----- DATA
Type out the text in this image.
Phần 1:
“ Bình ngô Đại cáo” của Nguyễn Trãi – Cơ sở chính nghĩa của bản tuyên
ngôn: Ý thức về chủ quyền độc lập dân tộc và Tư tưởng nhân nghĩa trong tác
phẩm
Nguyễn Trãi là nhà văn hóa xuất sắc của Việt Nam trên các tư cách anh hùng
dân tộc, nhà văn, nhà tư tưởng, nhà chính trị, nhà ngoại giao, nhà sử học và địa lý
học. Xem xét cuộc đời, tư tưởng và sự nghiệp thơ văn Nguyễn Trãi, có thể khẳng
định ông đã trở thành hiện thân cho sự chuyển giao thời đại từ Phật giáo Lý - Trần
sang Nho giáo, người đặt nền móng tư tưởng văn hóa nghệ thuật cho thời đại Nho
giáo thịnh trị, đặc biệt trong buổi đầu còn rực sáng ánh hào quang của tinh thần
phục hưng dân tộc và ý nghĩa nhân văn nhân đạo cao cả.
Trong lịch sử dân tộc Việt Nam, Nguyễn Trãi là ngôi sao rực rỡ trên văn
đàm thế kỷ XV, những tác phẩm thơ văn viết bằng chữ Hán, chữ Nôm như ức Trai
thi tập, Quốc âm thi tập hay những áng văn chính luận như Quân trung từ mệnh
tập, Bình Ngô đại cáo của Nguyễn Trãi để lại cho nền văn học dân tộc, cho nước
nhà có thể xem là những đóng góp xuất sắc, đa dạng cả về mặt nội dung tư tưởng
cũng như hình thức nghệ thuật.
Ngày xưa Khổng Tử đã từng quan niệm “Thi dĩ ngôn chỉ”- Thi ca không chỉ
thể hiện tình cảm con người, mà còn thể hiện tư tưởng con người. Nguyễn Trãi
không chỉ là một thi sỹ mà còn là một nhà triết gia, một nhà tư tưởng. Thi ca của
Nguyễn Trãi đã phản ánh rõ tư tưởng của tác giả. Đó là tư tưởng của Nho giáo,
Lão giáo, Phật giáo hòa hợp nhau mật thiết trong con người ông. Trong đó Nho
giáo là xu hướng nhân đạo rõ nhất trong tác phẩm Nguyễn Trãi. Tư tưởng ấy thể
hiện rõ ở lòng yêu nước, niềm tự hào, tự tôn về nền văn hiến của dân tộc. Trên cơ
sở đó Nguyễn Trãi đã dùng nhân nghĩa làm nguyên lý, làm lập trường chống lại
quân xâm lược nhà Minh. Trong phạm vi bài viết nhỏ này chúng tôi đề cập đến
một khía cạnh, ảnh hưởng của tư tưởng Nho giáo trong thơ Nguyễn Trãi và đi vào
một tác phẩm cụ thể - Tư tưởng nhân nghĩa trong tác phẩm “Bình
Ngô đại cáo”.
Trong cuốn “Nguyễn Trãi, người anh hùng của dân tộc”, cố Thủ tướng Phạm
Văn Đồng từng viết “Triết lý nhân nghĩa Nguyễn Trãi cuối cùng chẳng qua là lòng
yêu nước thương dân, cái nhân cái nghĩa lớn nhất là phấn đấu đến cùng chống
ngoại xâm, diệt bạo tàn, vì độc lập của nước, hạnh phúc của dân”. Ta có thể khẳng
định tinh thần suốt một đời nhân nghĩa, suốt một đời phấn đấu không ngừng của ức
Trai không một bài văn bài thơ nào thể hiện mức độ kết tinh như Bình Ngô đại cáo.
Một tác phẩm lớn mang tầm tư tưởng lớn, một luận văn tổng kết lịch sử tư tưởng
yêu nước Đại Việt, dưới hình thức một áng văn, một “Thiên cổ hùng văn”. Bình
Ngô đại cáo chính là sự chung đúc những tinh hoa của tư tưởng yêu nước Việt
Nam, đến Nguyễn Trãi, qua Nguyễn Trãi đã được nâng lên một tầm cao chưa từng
----------
----- DATA
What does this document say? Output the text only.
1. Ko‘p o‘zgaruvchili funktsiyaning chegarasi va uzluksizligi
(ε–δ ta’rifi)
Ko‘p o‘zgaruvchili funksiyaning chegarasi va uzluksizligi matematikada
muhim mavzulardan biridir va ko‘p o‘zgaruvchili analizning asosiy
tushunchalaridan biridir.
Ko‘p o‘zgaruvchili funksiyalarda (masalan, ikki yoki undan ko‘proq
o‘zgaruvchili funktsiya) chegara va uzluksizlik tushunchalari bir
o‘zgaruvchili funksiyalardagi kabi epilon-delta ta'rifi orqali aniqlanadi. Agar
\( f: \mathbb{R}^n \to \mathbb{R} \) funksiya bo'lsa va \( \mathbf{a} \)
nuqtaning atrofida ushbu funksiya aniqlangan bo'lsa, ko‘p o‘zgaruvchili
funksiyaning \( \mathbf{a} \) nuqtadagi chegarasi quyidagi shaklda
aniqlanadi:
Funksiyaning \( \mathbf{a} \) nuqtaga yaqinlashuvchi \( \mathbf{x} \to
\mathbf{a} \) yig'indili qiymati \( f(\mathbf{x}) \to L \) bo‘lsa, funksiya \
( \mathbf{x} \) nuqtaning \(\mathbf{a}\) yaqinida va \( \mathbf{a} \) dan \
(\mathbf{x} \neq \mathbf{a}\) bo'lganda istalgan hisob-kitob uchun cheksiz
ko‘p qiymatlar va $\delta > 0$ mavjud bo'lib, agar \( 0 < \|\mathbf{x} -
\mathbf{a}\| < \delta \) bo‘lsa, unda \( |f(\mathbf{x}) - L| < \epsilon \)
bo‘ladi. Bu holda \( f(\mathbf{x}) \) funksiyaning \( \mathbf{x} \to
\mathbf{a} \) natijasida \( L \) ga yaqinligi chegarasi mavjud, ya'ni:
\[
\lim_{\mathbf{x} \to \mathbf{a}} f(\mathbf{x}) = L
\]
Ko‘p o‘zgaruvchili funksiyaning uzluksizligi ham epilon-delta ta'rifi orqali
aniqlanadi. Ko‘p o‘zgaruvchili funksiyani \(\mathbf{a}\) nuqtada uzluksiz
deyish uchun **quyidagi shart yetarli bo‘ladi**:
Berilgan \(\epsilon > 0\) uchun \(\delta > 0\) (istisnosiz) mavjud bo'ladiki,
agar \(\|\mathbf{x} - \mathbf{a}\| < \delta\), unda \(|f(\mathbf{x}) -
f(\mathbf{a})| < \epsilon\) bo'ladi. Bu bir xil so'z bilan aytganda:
----------
THE TASK:
Copy, from the material above, each line in which the string "nghệ" occurs.

EXERCISE RESPONSE:
sang Nho giáo, người đặt nền móng tư tưởng văn hóa nghệ thuật cho thời đại Nho
cũng như hình thức nghệ thuật.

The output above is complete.